Goal
Transcribe every line exactly. Leave the pictures behind.

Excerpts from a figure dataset
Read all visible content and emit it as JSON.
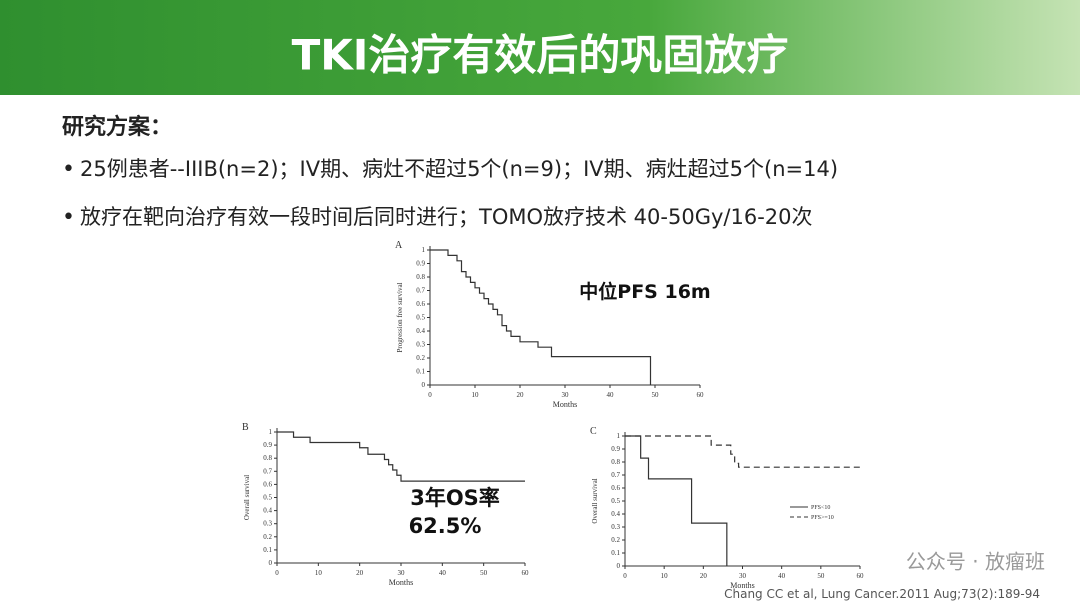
{
  "slide": {
    "title": "TKI治疗有效后的巩固放疗",
    "heading": "研究方案：",
    "bullets": [
      "25例患者--IIIB(n=2)；IV期、病灶不超过5个(n=9)；IV期、病灶超过5个(n=14)",
      "放疗在靶向治疗有效一段时间后同时进行；TOMO放疗技术 40-50Gy/16-20次"
    ],
    "citation": "Chang CC et al, Lung Cancer.2011 Aug;73(2):189-94",
    "watermark": "公众号 · 放瘤班"
  },
  "chart_data": [
    {
      "type": "step",
      "panel": "A",
      "xlabel": "Months",
      "ylabel": "Progression free survival",
      "annotation": [
        "中位PFS 16m"
      ],
      "xlim": [
        0,
        60
      ],
      "ylim": [
        0,
        1
      ],
      "xticks": [
        0,
        10,
        20,
        30,
        40,
        50,
        60
      ],
      "yticks": [
        0,
        0.1,
        0.2,
        0.3,
        0.4,
        0.5,
        0.6,
        0.7,
        0.8,
        0.9,
        1
      ],
      "series": [
        {
          "name": "PFS",
          "color": "#333333",
          "x": [
            0,
            4,
            6,
            7,
            8,
            9,
            10,
            11,
            12,
            13,
            14,
            15,
            16,
            17,
            18,
            20,
            24,
            27,
            49,
            49
          ],
          "values": [
            1,
            0.96,
            0.92,
            0.84,
            0.8,
            0.76,
            0.72,
            0.68,
            0.64,
            0.6,
            0.56,
            0.52,
            0.44,
            0.4,
            0.36,
            0.32,
            0.28,
            0.21,
            0.21,
            0
          ]
        }
      ]
    },
    {
      "type": "step",
      "panel": "B",
      "xlabel": "Months",
      "ylabel": "Overall survival",
      "annotation": [
        "3年OS率",
        "62.5%"
      ],
      "xlim": [
        0,
        60
      ],
      "ylim": [
        0,
        1
      ],
      "xticks": [
        0,
        10,
        20,
        30,
        40,
        50,
        60
      ],
      "yticks": [
        0,
        0.1,
        0.2,
        0.3,
        0.4,
        0.5,
        0.6,
        0.7,
        0.8,
        0.9,
        1
      ],
      "series": [
        {
          "name": "OS",
          "color": "#333333",
          "x": [
            0,
            4,
            8,
            20,
            22,
            26,
            27,
            28,
            29,
            30,
            60
          ],
          "values": [
            1,
            0.96,
            0.92,
            0.88,
            0.83,
            0.79,
            0.75,
            0.71,
            0.67,
            0.625,
            0.625
          ]
        }
      ]
    },
    {
      "type": "step",
      "panel": "C",
      "xlabel": "Months",
      "ylabel": "Overall survival",
      "annotation": [],
      "xlim": [
        0,
        60
      ],
      "ylim": [
        0,
        1
      ],
      "xticks": [
        0,
        10,
        20,
        30,
        40,
        50,
        60
      ],
      "yticks": [
        0,
        0.1,
        0.2,
        0.3,
        0.4,
        0.5,
        0.6,
        0.7,
        0.8,
        0.9,
        1
      ],
      "series": [
        {
          "name": "PFS<10",
          "color": "#333333",
          "dash": false,
          "x": [
            0,
            4,
            6,
            17,
            26,
            26
          ],
          "values": [
            1,
            0.83,
            0.67,
            0.33,
            0.33,
            0
          ]
        },
        {
          "name": "PFS>=10",
          "color": "#333333",
          "dash": true,
          "x": [
            0,
            22,
            27,
            28,
            29,
            60
          ],
          "values": [
            1,
            0.93,
            0.86,
            0.79,
            0.76,
            0.76
          ]
        }
      ]
    }
  ]
}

Finished task
Read all visible content and emit it as JSON.
{
  "slide": {
    "title": "TKI治疗有效后的巩固放疗",
    "heading": "研究方案：",
    "bullets": [
      "25例患者--IIIB(n=2)；IV期、病灶不超过5个(n=9)；IV期、病灶超过5个(n=14)",
      "放疗在靶向治疗有效一段时间后同时进行；TOMO放疗技术 40-50Gy/16-20次"
    ],
    "citation": "Chang CC et al, Lung Cancer.2011 Aug;73(2):189-94",
    "watermark": "公众号 · 放瘤班"
  },
  "chart_data": [
    {
      "type": "step",
      "panel": "A",
      "xlabel": "Months",
      "ylabel": "Progression free survival",
      "annotation": [
        "中位PFS 16m"
      ],
      "xlim": [
        0,
        60
      ],
      "ylim": [
        0,
        1
      ],
      "xticks": [
        0,
        10,
        20,
        30,
        40,
        50,
        60
      ],
      "yticks": [
        0,
        0.1,
        0.2,
        0.3,
        0.4,
        0.5,
        0.6,
        0.7,
        0.8,
        0.9,
        1
      ],
      "series": [
        {
          "name": "PFS",
          "color": "#333333",
          "x": [
            0,
            4,
            6,
            7,
            8,
            9,
            10,
            11,
            12,
            13,
            14,
            15,
            16,
            17,
            18,
            20,
            24,
            27,
            49,
            49
          ],
          "values": [
            1,
            0.96,
            0.92,
            0.84,
            0.8,
            0.76,
            0.72,
            0.68,
            0.64,
            0.6,
            0.56,
            0.52,
            0.44,
            0.4,
            0.36,
            0.32,
            0.28,
            0.21,
            0.21,
            0
          ]
        }
      ]
    },
    {
      "type": "step",
      "panel": "B",
      "xlabel": "Months",
      "ylabel": "Overall survival",
      "annotation": [
        "3年OS率",
        "62.5%"
      ],
      "xlim": [
        0,
        60
      ],
      "ylim": [
        0,
        1
      ],
      "xticks": [
        0,
        10,
        20,
        30,
        40,
        50,
        60
      ],
      "yticks": [
        0,
        0.1,
        0.2,
        0.3,
        0.4,
        0.5,
        0.6,
        0.7,
        0.8,
        0.9,
        1
      ],
      "series": [
        {
          "name": "OS",
          "color": "#333333",
          "x": [
            0,
            4,
            8,
            20,
            22,
            26,
            27,
            28,
            29,
            30,
            60
          ],
          "values": [
            1,
            0.96,
            0.92,
            0.88,
            0.83,
            0.79,
            0.75,
            0.71,
            0.67,
            0.625,
            0.625
          ]
        }
      ]
    },
    {
      "type": "step",
      "panel": "C",
      "xlabel": "Months",
      "ylabel": "Overall survival",
      "annotation": [],
      "xlim": [
        0,
        60
      ],
      "ylim": [
        0,
        1
      ],
      "xticks": [
        0,
        10,
        20,
        30,
        40,
        50,
        60
      ],
      "yticks": [
        0,
        0.1,
        0.2,
        0.3,
        0.4,
        0.5,
        0.6,
        0.7,
        0.8,
        0.9,
        1
      ],
      "series": [
        {
          "name": "PFS<10",
          "color": "#333333",
          "dash": false,
          "x": [
            0,
            4,
            6,
            17,
            26,
            26
          ],
          "values": [
            1,
            0.83,
            0.67,
            0.33,
            0.33,
            0
          ]
        },
        {
          "name": "PFS>=10",
          "color": "#333333",
          "dash": true,
          "x": [
            0,
            22,
            27,
            28,
            29,
            60
          ],
          "values": [
            1,
            0.93,
            0.86,
            0.79,
            0.76,
            0.76
          ]
        }
      ]
    }
  ]
}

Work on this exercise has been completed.